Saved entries
##########
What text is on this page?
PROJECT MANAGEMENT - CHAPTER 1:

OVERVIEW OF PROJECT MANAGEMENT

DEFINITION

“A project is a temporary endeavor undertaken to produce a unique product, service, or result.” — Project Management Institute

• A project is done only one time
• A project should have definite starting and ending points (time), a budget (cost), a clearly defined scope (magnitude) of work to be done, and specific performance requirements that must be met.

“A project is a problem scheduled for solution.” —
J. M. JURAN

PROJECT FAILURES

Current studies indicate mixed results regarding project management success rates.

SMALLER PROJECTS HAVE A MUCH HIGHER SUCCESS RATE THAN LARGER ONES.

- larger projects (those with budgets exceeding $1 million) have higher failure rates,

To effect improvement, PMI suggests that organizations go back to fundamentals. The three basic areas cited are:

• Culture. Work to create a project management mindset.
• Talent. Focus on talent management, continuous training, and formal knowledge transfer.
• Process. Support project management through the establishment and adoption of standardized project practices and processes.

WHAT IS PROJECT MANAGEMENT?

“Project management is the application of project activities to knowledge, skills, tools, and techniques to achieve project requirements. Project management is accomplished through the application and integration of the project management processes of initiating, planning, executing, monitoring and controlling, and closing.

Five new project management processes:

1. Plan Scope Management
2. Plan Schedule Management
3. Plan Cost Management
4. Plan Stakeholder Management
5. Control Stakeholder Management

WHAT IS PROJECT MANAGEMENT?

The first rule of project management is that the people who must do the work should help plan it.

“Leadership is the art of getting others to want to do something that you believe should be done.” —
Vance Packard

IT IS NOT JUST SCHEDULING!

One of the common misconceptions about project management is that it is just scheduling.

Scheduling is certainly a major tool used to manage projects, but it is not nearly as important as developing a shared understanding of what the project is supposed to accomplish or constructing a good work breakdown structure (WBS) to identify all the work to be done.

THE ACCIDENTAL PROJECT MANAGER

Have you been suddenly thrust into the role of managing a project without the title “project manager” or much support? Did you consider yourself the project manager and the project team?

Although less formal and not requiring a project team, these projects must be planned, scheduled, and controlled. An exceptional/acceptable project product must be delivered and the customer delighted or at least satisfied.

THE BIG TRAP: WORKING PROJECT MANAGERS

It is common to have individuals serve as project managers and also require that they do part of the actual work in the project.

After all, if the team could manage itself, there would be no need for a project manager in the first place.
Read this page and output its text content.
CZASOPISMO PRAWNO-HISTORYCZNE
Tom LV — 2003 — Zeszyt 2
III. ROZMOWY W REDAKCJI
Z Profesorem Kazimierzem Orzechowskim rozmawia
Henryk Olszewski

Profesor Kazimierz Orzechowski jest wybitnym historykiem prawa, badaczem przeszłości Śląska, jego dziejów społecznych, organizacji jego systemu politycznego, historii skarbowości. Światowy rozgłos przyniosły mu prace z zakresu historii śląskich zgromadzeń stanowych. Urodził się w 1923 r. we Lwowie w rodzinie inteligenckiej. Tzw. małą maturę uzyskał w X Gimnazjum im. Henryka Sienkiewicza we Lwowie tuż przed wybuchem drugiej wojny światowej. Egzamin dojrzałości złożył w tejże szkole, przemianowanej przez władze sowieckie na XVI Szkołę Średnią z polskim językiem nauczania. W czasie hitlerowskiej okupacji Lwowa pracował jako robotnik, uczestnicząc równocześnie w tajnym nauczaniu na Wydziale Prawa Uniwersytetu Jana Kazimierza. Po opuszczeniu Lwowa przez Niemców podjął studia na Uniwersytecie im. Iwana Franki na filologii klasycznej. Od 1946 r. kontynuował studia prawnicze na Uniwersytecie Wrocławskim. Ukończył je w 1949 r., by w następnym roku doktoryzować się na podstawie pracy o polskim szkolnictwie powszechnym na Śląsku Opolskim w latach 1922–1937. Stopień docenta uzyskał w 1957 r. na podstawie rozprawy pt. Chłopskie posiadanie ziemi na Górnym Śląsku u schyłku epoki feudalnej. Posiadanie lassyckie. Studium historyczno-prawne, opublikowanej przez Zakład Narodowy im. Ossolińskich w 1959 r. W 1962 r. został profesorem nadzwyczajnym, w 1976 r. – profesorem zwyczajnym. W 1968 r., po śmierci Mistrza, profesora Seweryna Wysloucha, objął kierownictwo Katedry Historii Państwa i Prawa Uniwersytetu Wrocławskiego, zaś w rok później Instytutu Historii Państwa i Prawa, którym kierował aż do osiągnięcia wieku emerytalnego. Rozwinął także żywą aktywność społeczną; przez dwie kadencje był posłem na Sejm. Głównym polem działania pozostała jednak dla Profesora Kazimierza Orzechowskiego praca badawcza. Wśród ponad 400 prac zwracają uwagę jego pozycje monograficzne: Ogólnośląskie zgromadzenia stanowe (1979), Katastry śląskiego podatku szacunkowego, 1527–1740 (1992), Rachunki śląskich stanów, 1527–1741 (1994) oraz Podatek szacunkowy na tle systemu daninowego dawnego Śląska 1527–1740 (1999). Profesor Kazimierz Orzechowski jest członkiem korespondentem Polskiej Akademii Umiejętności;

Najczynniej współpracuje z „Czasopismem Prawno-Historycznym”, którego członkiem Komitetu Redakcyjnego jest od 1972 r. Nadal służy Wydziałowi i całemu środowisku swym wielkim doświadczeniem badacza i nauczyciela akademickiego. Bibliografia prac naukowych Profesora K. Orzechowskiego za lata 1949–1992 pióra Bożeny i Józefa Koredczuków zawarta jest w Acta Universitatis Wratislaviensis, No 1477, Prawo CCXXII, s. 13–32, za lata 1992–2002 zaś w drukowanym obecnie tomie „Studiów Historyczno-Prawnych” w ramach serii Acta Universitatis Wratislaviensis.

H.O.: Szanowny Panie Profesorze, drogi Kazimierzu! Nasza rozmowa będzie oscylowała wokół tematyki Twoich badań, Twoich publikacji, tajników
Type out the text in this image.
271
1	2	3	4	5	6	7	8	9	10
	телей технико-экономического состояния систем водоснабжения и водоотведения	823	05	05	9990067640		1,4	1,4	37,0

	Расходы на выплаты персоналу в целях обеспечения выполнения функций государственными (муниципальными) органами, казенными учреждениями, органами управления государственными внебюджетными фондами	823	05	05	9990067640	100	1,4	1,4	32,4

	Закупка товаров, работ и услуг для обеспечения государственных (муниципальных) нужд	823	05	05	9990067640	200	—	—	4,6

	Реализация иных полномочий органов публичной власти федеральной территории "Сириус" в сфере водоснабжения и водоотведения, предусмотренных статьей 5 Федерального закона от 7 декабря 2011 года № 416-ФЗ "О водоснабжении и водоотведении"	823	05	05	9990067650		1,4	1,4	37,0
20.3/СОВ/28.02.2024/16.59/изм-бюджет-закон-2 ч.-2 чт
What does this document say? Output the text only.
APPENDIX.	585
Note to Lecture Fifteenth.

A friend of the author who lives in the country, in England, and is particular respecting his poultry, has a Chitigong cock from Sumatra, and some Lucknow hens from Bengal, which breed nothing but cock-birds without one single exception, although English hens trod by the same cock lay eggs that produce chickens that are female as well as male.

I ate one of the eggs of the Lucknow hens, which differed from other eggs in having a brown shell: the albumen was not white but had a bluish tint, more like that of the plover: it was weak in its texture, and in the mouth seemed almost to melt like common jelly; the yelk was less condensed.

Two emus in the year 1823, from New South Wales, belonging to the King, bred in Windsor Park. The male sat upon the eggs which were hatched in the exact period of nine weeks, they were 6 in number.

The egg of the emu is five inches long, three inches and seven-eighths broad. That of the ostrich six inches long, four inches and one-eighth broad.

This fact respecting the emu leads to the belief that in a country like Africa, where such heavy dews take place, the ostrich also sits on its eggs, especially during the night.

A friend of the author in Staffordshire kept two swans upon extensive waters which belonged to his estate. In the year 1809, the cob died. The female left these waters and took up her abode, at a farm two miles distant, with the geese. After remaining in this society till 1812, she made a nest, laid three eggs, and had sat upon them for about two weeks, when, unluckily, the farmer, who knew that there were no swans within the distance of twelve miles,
##########
### Aim of the exercise
Reply with nothing but the number of lines in the data above that contain "водоотведения".

### Solution
2